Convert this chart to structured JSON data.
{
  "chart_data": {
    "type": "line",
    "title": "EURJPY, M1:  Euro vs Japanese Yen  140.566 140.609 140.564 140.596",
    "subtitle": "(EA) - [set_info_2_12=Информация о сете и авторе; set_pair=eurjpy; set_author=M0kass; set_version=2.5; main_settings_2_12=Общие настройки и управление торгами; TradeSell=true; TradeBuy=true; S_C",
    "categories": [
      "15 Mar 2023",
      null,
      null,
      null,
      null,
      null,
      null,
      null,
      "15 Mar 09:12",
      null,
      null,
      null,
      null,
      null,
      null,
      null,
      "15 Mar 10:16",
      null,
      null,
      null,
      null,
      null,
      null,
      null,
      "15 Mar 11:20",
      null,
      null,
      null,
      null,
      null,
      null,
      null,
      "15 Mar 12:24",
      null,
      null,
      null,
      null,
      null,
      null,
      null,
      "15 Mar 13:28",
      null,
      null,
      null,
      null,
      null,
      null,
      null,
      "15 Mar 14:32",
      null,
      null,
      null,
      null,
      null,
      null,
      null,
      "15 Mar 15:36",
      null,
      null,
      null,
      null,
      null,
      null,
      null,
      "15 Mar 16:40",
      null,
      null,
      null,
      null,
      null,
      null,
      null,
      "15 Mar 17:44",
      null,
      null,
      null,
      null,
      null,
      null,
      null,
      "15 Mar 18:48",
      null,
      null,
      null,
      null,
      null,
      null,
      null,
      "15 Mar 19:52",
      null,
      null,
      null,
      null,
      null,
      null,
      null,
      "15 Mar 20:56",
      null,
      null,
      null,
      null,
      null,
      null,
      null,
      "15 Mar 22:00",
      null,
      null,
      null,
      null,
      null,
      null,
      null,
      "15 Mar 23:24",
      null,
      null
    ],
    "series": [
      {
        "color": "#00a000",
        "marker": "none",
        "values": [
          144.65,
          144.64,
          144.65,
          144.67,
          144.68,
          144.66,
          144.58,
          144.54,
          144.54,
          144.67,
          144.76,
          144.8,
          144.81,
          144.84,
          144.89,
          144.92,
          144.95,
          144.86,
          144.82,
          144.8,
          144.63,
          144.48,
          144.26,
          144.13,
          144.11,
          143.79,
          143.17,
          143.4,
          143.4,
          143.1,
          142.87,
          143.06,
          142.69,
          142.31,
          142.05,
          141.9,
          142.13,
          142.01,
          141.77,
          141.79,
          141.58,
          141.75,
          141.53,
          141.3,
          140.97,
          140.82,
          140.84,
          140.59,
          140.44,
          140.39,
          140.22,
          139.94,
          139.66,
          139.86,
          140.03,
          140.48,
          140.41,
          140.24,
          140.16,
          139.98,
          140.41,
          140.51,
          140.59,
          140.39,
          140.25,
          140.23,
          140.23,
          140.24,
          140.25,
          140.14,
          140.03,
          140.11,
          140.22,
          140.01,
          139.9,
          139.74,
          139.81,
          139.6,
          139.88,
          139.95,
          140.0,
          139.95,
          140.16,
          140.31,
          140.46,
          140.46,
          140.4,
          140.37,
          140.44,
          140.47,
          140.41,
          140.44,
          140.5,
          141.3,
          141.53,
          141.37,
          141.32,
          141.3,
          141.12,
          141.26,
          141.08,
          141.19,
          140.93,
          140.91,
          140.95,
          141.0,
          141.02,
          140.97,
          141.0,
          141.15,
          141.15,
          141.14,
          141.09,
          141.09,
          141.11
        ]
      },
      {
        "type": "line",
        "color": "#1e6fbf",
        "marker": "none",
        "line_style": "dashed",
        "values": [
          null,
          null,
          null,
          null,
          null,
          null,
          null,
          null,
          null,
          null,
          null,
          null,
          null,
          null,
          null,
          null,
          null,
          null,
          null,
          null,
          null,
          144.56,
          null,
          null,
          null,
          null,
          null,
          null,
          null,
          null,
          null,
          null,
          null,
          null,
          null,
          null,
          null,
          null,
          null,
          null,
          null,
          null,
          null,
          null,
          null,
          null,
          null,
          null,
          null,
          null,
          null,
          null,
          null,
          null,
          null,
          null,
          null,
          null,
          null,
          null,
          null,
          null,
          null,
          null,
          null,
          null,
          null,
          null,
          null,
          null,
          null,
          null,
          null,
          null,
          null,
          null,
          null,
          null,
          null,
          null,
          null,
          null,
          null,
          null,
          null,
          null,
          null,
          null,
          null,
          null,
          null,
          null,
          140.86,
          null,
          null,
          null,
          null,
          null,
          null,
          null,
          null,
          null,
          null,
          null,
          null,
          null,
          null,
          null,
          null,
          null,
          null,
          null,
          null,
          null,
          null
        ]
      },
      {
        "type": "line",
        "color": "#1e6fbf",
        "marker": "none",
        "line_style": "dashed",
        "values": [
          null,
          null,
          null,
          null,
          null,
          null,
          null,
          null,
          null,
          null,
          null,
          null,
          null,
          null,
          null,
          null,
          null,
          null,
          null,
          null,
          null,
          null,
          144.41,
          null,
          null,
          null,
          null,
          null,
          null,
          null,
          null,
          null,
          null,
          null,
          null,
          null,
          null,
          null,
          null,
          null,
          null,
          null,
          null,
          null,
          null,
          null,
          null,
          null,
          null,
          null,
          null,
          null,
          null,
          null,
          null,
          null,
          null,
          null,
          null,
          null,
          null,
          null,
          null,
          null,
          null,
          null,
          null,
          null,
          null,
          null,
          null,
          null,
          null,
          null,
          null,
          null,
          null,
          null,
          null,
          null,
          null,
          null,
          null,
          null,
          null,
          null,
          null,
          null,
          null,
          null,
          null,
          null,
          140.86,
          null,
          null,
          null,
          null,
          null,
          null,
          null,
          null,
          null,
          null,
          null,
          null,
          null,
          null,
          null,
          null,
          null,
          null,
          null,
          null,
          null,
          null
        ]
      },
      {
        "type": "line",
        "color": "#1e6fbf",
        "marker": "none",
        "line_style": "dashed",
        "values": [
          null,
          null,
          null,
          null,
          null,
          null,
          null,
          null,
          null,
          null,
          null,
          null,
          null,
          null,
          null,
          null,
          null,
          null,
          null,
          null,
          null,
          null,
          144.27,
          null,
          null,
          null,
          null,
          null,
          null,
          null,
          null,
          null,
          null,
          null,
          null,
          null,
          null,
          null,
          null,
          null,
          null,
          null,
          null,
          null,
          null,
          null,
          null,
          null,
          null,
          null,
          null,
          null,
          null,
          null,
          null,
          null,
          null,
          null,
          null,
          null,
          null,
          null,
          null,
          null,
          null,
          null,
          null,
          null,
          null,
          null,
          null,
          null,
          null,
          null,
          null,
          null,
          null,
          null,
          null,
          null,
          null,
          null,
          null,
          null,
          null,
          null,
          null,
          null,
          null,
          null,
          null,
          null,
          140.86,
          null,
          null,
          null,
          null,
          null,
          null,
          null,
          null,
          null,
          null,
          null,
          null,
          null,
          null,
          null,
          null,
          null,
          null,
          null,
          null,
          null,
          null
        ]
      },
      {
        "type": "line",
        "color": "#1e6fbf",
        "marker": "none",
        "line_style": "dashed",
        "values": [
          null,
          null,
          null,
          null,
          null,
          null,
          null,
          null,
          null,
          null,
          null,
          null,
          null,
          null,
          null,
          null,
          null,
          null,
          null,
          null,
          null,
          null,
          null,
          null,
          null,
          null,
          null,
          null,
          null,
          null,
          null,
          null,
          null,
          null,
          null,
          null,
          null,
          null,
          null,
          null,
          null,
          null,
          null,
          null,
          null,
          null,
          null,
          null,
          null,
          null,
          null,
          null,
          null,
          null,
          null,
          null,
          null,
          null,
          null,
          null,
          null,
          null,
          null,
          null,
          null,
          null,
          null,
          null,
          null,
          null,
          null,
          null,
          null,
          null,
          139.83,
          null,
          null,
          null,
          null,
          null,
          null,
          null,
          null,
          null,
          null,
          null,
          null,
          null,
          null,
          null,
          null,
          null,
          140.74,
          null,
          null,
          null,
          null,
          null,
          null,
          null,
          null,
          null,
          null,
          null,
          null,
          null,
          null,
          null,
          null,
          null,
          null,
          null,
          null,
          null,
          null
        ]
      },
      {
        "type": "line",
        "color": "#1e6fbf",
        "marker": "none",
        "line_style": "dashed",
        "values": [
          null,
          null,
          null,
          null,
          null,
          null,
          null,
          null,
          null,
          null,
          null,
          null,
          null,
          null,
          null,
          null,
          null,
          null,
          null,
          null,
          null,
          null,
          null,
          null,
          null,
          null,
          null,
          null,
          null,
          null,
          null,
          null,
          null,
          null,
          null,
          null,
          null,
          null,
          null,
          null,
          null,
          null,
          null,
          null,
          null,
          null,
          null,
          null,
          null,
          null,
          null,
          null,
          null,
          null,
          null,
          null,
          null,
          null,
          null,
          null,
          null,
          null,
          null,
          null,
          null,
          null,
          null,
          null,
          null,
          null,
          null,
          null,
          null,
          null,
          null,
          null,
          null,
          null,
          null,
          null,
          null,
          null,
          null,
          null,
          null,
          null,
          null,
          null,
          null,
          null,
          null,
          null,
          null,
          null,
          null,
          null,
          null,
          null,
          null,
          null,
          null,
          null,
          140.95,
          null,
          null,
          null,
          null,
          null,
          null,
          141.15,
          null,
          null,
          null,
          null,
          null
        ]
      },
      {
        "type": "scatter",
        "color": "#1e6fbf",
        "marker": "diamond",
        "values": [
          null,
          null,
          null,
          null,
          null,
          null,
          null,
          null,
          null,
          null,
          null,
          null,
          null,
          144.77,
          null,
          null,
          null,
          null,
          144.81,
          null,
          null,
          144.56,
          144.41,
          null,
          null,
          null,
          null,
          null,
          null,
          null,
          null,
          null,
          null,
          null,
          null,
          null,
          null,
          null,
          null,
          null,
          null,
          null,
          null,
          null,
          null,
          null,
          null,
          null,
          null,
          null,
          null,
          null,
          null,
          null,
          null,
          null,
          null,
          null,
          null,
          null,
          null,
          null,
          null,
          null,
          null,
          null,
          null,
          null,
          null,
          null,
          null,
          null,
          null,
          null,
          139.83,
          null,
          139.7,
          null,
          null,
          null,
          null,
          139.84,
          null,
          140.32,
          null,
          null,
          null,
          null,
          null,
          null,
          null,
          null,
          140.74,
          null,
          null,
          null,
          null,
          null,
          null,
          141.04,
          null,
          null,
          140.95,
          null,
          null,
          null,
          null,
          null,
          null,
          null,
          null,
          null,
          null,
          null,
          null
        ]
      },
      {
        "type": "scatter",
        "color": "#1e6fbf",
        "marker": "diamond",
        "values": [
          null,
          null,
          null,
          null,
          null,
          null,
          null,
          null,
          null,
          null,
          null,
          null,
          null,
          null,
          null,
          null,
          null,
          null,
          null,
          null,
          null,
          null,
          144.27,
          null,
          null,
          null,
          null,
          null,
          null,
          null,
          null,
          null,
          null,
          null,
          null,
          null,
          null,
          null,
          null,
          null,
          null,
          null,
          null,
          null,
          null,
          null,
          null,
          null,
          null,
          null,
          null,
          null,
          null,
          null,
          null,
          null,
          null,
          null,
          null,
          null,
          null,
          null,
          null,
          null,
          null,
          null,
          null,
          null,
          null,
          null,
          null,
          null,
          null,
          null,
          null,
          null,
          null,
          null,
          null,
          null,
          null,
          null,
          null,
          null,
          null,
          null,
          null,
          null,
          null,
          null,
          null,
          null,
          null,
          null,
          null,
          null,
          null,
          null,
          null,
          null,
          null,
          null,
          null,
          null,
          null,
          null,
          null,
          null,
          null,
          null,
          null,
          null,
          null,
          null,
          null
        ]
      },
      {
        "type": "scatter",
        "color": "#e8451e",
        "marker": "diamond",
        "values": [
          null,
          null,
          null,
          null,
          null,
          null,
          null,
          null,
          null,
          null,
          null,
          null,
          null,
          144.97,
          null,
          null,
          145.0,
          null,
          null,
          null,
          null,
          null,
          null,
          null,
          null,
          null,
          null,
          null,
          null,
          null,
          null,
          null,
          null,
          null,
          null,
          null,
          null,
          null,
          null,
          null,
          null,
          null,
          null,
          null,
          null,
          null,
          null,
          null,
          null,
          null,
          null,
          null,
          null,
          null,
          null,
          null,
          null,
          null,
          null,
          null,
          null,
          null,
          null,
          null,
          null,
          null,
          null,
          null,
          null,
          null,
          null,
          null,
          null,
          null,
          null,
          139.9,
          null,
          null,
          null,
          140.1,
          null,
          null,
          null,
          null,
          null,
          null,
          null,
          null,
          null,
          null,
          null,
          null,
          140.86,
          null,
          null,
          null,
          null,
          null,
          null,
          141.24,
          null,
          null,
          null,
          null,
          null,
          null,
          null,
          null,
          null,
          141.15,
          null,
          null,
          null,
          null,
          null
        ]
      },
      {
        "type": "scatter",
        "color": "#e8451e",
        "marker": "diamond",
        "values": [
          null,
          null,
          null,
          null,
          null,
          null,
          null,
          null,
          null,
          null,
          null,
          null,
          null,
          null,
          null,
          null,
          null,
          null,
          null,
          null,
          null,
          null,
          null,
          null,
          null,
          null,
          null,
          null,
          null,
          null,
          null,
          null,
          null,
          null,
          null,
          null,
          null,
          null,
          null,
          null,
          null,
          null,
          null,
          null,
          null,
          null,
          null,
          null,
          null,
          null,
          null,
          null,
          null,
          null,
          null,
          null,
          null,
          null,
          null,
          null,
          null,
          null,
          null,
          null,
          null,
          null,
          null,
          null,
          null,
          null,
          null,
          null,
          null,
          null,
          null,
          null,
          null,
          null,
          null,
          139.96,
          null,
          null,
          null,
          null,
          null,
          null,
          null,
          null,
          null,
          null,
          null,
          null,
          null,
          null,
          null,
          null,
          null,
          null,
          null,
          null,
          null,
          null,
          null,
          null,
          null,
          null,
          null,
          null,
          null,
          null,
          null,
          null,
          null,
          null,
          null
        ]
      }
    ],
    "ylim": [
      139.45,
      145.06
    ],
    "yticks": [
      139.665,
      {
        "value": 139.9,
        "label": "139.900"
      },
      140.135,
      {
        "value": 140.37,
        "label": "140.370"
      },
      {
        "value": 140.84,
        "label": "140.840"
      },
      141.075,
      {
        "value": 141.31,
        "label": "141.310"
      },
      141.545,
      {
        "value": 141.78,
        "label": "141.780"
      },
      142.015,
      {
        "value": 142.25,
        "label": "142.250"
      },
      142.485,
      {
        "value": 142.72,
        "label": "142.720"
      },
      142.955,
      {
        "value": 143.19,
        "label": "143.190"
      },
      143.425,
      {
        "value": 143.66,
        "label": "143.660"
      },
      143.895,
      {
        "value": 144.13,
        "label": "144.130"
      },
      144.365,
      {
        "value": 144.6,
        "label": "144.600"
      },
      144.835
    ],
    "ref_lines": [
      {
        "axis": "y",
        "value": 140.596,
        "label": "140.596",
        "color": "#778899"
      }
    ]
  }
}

OBJECTIVE - Report how many lines in the records above contain the word "label", giving only the number.

EXERCISE SOLUTION - 12